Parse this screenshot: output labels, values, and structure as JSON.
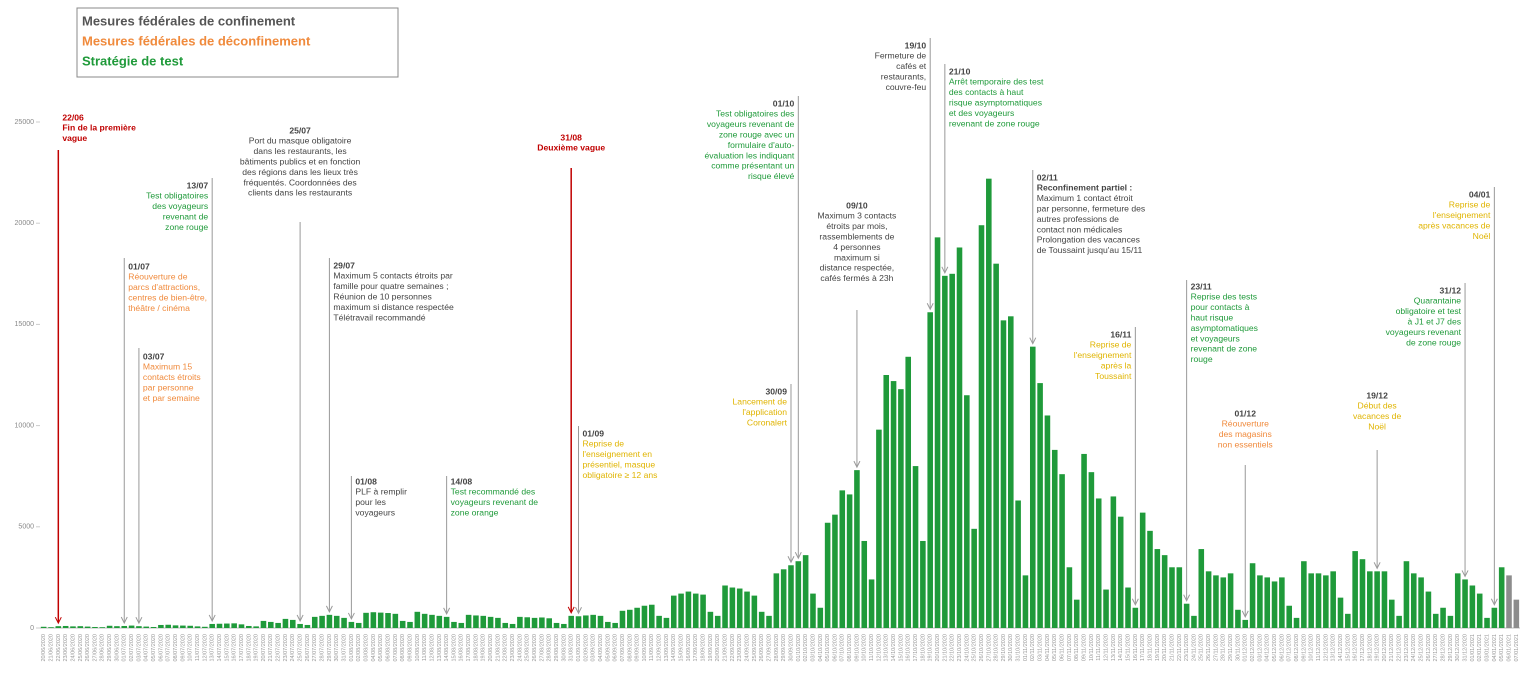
{
  "chart_data": {
    "type": "bar",
    "legend": [
      {
        "label": "Mesures fédérales de confinement",
        "color": "#555555"
      },
      {
        "label": "Mesures fédérales de déconfinement",
        "color": "#f08a3c"
      },
      {
        "label": "Stratégie de test",
        "color": "#1f9a3a"
      }
    ],
    "color": "#1f9a3a",
    "recent_color": "#8c8c8c",
    "recent_count": 2,
    "ylim": [
      0,
      25000
    ],
    "yticks": [
      0,
      5000,
      10000,
      15000,
      20000,
      25000
    ],
    "categories": [
      "20/06/2020",
      "21/06/2020",
      "22/06/2020",
      "23/06/2020",
      "24/06/2020",
      "25/06/2020",
      "26/06/2020",
      "27/06/2020",
      "28/06/2020",
      "29/06/2020",
      "30/06/2020",
      "01/07/2020",
      "02/07/2020",
      "03/07/2020",
      "04/07/2020",
      "05/07/2020",
      "06/07/2020",
      "07/07/2020",
      "08/07/2020",
      "09/07/2020",
      "10/07/2020",
      "11/07/2020",
      "12/07/2020",
      "13/07/2020",
      "14/07/2020",
      "15/07/2020",
      "16/07/2020",
      "17/07/2020",
      "18/07/2020",
      "19/07/2020",
      "20/07/2020",
      "21/07/2020",
      "22/07/2020",
      "23/07/2020",
      "24/07/2020",
      "25/07/2020",
      "26/07/2020",
      "27/07/2020",
      "28/07/2020",
      "29/07/2020",
      "30/07/2020",
      "31/07/2020",
      "01/08/2020",
      "02/08/2020",
      "03/08/2020",
      "04/08/2020",
      "05/08/2020",
      "06/08/2020",
      "07/08/2020",
      "08/08/2020",
      "09/08/2020",
      "10/08/2020",
      "11/08/2020",
      "12/08/2020",
      "13/08/2020",
      "14/08/2020",
      "15/08/2020",
      "16/08/2020",
      "17/08/2020",
      "18/08/2020",
      "19/08/2020",
      "20/08/2020",
      "21/08/2020",
      "22/08/2020",
      "23/08/2020",
      "24/08/2020",
      "25/08/2020",
      "26/08/2020",
      "27/08/2020",
      "28/08/2020",
      "29/08/2020",
      "30/08/2020",
      "31/08/2020",
      "01/09/2020",
      "02/09/2020",
      "03/09/2020",
      "04/09/2020",
      "05/09/2020",
      "06/09/2020",
      "07/09/2020",
      "08/09/2020",
      "09/09/2020",
      "10/09/2020",
      "11/09/2020",
      "12/09/2020",
      "13/09/2020",
      "14/09/2020",
      "15/09/2020",
      "16/09/2020",
      "17/09/2020",
      "18/09/2020",
      "19/09/2020",
      "20/09/2020",
      "21/09/2020",
      "22/09/2020",
      "23/09/2020",
      "24/09/2020",
      "25/09/2020",
      "26/09/2020",
      "27/09/2020",
      "28/09/2020",
      "29/09/2020",
      "30/09/2020",
      "01/10/2020",
      "02/10/2020",
      "03/10/2020",
      "04/10/2020",
      "05/10/2020",
      "06/10/2020",
      "07/10/2020",
      "08/10/2020",
      "09/10/2020",
      "10/10/2020",
      "11/10/2020",
      "12/10/2020",
      "13/10/2020",
      "14/10/2020",
      "15/10/2020",
      "16/10/2020",
      "17/10/2020",
      "18/10/2020",
      "19/10/2020",
      "20/10/2020",
      "21/10/2020",
      "22/10/2020",
      "23/10/2020",
      "24/10/2020",
      "25/10/2020",
      "26/10/2020",
      "27/10/2020",
      "28/10/2020",
      "29/10/2020",
      "30/10/2020",
      "31/10/2020",
      "01/11/2020",
      "02/11/2020",
      "03/11/2020",
      "04/11/2020",
      "05/11/2020",
      "06/11/2020",
      "07/11/2020",
      "08/11/2020",
      "09/11/2020",
      "10/11/2020",
      "11/11/2020",
      "12/11/2020",
      "13/11/2020",
      "14/11/2020",
      "15/11/2020",
      "16/11/2020",
      "17/11/2020",
      "18/11/2020",
      "19/11/2020",
      "20/11/2020",
      "21/11/2020",
      "22/11/2020",
      "23/11/2020",
      "24/11/2020",
      "25/11/2020",
      "26/11/2020",
      "27/11/2020",
      "28/11/2020",
      "29/11/2020",
      "30/11/2020",
      "01/12/2020",
      "02/12/2020",
      "03/12/2020",
      "04/12/2020",
      "05/12/2020",
      "06/12/2020",
      "07/12/2020",
      "08/12/2020",
      "09/12/2020",
      "10/12/2020",
      "11/12/2020",
      "12/12/2020",
      "13/12/2020",
      "14/12/2020",
      "15/12/2020",
      "16/12/2020",
      "17/12/2020",
      "18/12/2020",
      "19/12/2020",
      "20/12/2020",
      "21/12/2020",
      "22/12/2020",
      "23/12/2020",
      "24/12/2020",
      "25/12/2020",
      "26/12/2020",
      "27/12/2020",
      "28/12/2020",
      "29/12/2020",
      "30/12/2020",
      "31/12/2020",
      "01/01/2021",
      "02/01/2021",
      "03/01/2021",
      "04/01/2021",
      "05/01/2021",
      "06/01/2021",
      "07/01/2021"
    ],
    "values": [
      60,
      40,
      90,
      100,
      80,
      90,
      70,
      50,
      40,
      110,
      90,
      100,
      120,
      90,
      70,
      50,
      150,
      160,
      130,
      120,
      110,
      80,
      60,
      200,
      210,
      220,
      230,
      180,
      100,
      80,
      350,
      300,
      250,
      450,
      400,
      200,
      150,
      550,
      600,
      650,
      600,
      500,
      300,
      250,
      750,
      780,
      760,
      740,
      700,
      350,
      300,
      800,
      700,
      650,
      600,
      550,
      300,
      250,
      650,
      620,
      600,
      550,
      500,
      250,
      200,
      550,
      530,
      500,
      520,
      480,
      250,
      200,
      600,
      580,
      620,
      650,
      600,
      300,
      250,
      850,
      900,
      1000,
      1100,
      1150,
      600,
      500,
      1600,
      1700,
      1800,
      1700,
      1650,
      800,
      600,
      2100,
      2000,
      1950,
      1800,
      1600,
      800,
      600,
      2700,
      2900,
      3100,
      3300,
      3600,
      1700,
      1000,
      5200,
      5600,
      6800,
      6600,
      7800,
      4300,
      2400,
      9800,
      12500,
      12200,
      11800,
      13400,
      8000,
      4300,
      15600,
      19300,
      17400,
      17500,
      18800,
      11500,
      4900,
      19900,
      22200,
      18000,
      15200,
      15400,
      6300,
      2600,
      13900,
      12100,
      10500,
      8800,
      7600,
      3000,
      1400,
      8600,
      7700,
      6400,
      1900,
      6500,
      5500,
      2000,
      1000,
      5700,
      4800,
      3900,
      3600,
      3000,
      3000,
      1200,
      600,
      3900,
      2800,
      2600,
      2500,
      2700,
      900,
      400,
      3200,
      2600,
      2500,
      2300,
      2500,
      1100,
      500,
      3300,
      2700,
      2700,
      2600,
      2800,
      1500,
      700,
      3800,
      3400,
      2800,
      2800,
      2800,
      1400,
      600,
      3300,
      2700,
      2500,
      1800,
      700,
      1000,
      600,
      2700,
      2400,
      2100,
      1700,
      500,
      1000,
      3000,
      2600,
      1400
    ],
    "annotations": [
      {
        "date": "22/06",
        "color": "#c00000",
        "bold": true,
        "lines": [
          "Fin de la première",
          "vague"
        ]
      },
      {
        "date": "01/07",
        "color": "#f08a3c",
        "lines": [
          "Réouverture de",
          "parcs d'attractions,",
          "centres de bien-être,",
          "théâtre / cinéma"
        ]
      },
      {
        "date": "03/07",
        "color": "#f08a3c",
        "lines": [
          "Maximum 15",
          "contacts étroits",
          "par personne",
          "et par semaine"
        ]
      },
      {
        "date": "13/07",
        "color": "#1f9a3a",
        "lines": [
          "Test obligatoires",
          "des voyageurs",
          "revenant de",
          "zone rouge"
        ]
      },
      {
        "date": "25/07",
        "color": "#444444",
        "lines": [
          "Port du masque obligatoire",
          "dans les restaurants, les",
          "bâtiments publics et en fonction",
          "des régions dans les lieux très",
          "fréquentés. Coordonnées des",
          "clients dans les restaurants"
        ]
      },
      {
        "date": "29/07",
        "color": "#444444",
        "lines": [
          "Maximum 5 contacts étroits par",
          "famille pour quatre semaines ;",
          "Réunion de 10 personnes",
          "maximum si distance respectée",
          "Télétravail recommandé"
        ]
      },
      {
        "date": "01/08",
        "color": "#444444",
        "lines": [
          "PLF à remplir",
          "pour les",
          "voyageurs"
        ]
      },
      {
        "date": "14/08",
        "color": "#1f9a3a",
        "lines": [
          "Test recommandé des",
          "voyageurs revenant de",
          "zone orange"
        ]
      },
      {
        "date": "31/08",
        "color": "#c00000",
        "bold": true,
        "lines": [
          "Deuxième vague"
        ]
      },
      {
        "date": "01/09",
        "color": "#e0b400",
        "lines": [
          "Reprise de",
          "l'enseignement en",
          "présentiel, masque",
          "obligatoire ≥ 12 ans"
        ]
      },
      {
        "date": "30/09",
        "color": "#e0b400",
        "lines": [
          "Lancement de",
          "l'application",
          "Coronalert"
        ]
      },
      {
        "date": "01/10",
        "color": "#1f9a3a",
        "lines": [
          "Test obligatoires des",
          "voyageurs revenant de",
          "zone rouge avec un",
          "formulaire d'auto-",
          "évaluation les indiquant",
          "comme présentant un",
          "risque élevé"
        ]
      },
      {
        "date": "09/10",
        "color": "#444444",
        "lines": [
          "Maximum 3 contacts",
          "étroits par mois,",
          "rassemblements de",
          "4 personnes",
          "maximum si",
          "distance respectée,",
          "cafés fermés à 23h"
        ]
      },
      {
        "date": "19/10",
        "color": "#444444",
        "lines": [
          "Fermeture de",
          "cafés et",
          "restaurants,",
          "couvre-feu"
        ]
      },
      {
        "date": "21/10",
        "color": "#1f9a3a",
        "lines": [
          "Arrêt temporaire des test",
          "des contacts à haut",
          "risque asymptomatiques",
          "et des voyageurs",
          "revenant de zone rouge"
        ]
      },
      {
        "date": "02/11",
        "color": "#444444",
        "heading": "Reconfinement partiel :",
        "lines": [
          "Maximum 1 contact étroit",
          "par personne, fermeture des",
          "autres professions de",
          "contact non médicales",
          "Prolongation des vacances",
          "de Toussaint jusqu'au 15/11"
        ]
      },
      {
        "date": "16/11",
        "color": "#e0b400",
        "lines": [
          "Reprise de",
          "l'enseignement",
          "après la",
          "Toussaint"
        ]
      },
      {
        "date": "23/11",
        "color": "#1f9a3a",
        "lines": [
          "Reprise des tests",
          "pour contacts à",
          "haut risque",
          "asymptomatiques",
          "et voyageurs",
          "revenant de zone",
          "rouge"
        ]
      },
      {
        "date": "01/12",
        "color": "#f08a3c",
        "lines": [
          "Réouverture",
          "des magasins",
          "non essentiels"
        ]
      },
      {
        "date": "19/12",
        "color": "#e0b400",
        "lines": [
          "Début des",
          "vacances de",
          "Noël"
        ]
      },
      {
        "date": "31/12",
        "color": "#1f9a3a",
        "lines": [
          "Quarantaine",
          "obligatoire et test",
          "à J1 et J7 des",
          "voyageurs revenant",
          "de zone rouge"
        ]
      },
      {
        "date": "04/01",
        "color": "#e0b400",
        "lines": [
          "Reprise de",
          "l'enseignement",
          "après vacances de",
          "Noël"
        ]
      }
    ]
  }
}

* * *

Job: Leave out every line without the string "dans" and copy the rest.

Output for this exercise:
          "dans les restaurants, les",
          "des régions dans les lieux très",
          "clients dans les restaurants"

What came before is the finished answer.